:: WRITTEN INSTRUCTION ::
Quote the lines of the data below verbatim, beginning at the line that contains "Transcribe the text in this document." and ending at the last line, both included, and excluding pictures.

:: DATA FOR THE TASK ::

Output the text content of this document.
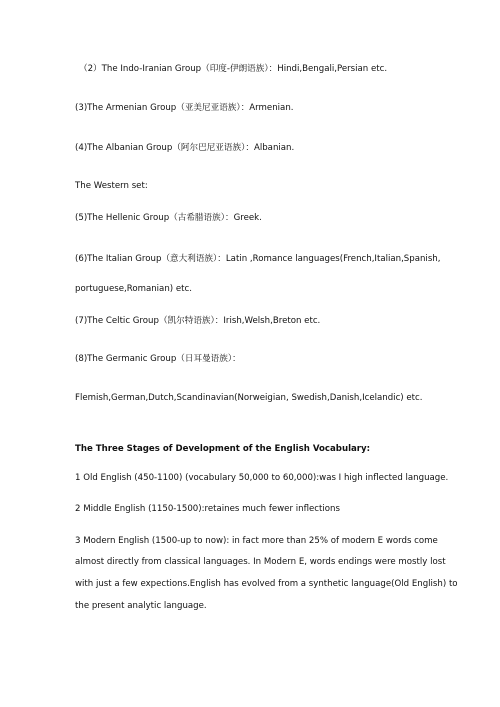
（2）The Indo-Iranian Group（印度-伊朗语族）：Hindi,Bengali,Persian etc.
(3)The Armenian Group（亚美尼亚语族）：Armenian.
(4)The Albanian Group（阿尔巴尼亚语族）：Albanian.
The Western set:
(5)The Hellenic Group（古希腊语族）：Greek.
(6)The Italian Group（意大利语族）：Latin ,Romance languages(French,Italian,Spanish,
portuguese,Romanian) etc.
(7)The Celtic Group（凯尔特语族）：Irish,Welsh,Breton etc.
(8)The Germanic Group（日耳曼语族）：
Flemish,German,Dutch,Scandinavian(Norweigian, Swedish,Danish,Icelandic) etc.
The Three Stages of Development of the English Vocabulary:
1 Old English (450-1100) (vocabulary 50,000 to 60,000):was I high inflected language.
2 Middle English (1150-1500):retaines much fewer inflections
3 Modern English (1500-up to now): in fact more than 25% of modern E words come
almost directly from classical languages. In Modern E, words endings were mostly lost
with just a few expections.English has evolved from a synthetic language(Old English) to
the present analytic language.
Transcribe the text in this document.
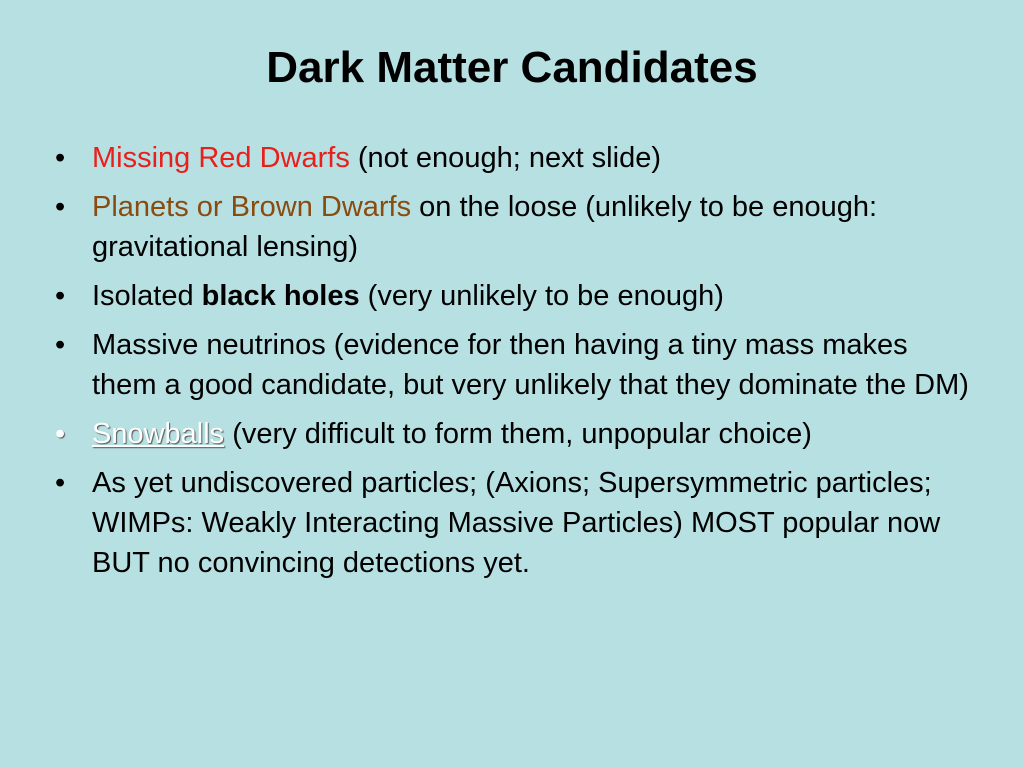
Dark Matter Candidates
• Missing Red Dwarfs (not enough; next slide)
• Planets or Brown Dwarfs on the loose (unlikely to be enough: gravitational lensing)
• Isolated black holes (very unlikely to be enough)
• Massive neutrinos (evidence for then having a tiny mass makes them a good candidate, but very unlikely that they dominate the DM)
• Snowballs (very difficult to form them, unpopular choice)
• As yet undiscovered particles; (Axions; Supersymmetric particles; WIMPs: Weakly Interacting Massive Particles) MOST popular now BUT no convincing detections yet.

:: SOLUTION BELOW ::
Transcribe the text in this document.
Dark Matter Candidates
• Missing Red Dwarfs (not enough; next slide)
• Planets or Brown Dwarfs on the loose (unlikely to be enough: gravitational lensing)
• Isolated black holes (very unlikely to be enough)
• Massive neutrinos (evidence for then having a tiny mass makes them a good candidate, but very unlikely that they dominate the DM)
• Snowballs (very difficult to form them, unpopular choice)
• As yet undiscovered particles; (Axions; Supersymmetric particles; WIMPs: Weakly Interacting Massive Particles) MOST popular now BUT no convincing detections yet.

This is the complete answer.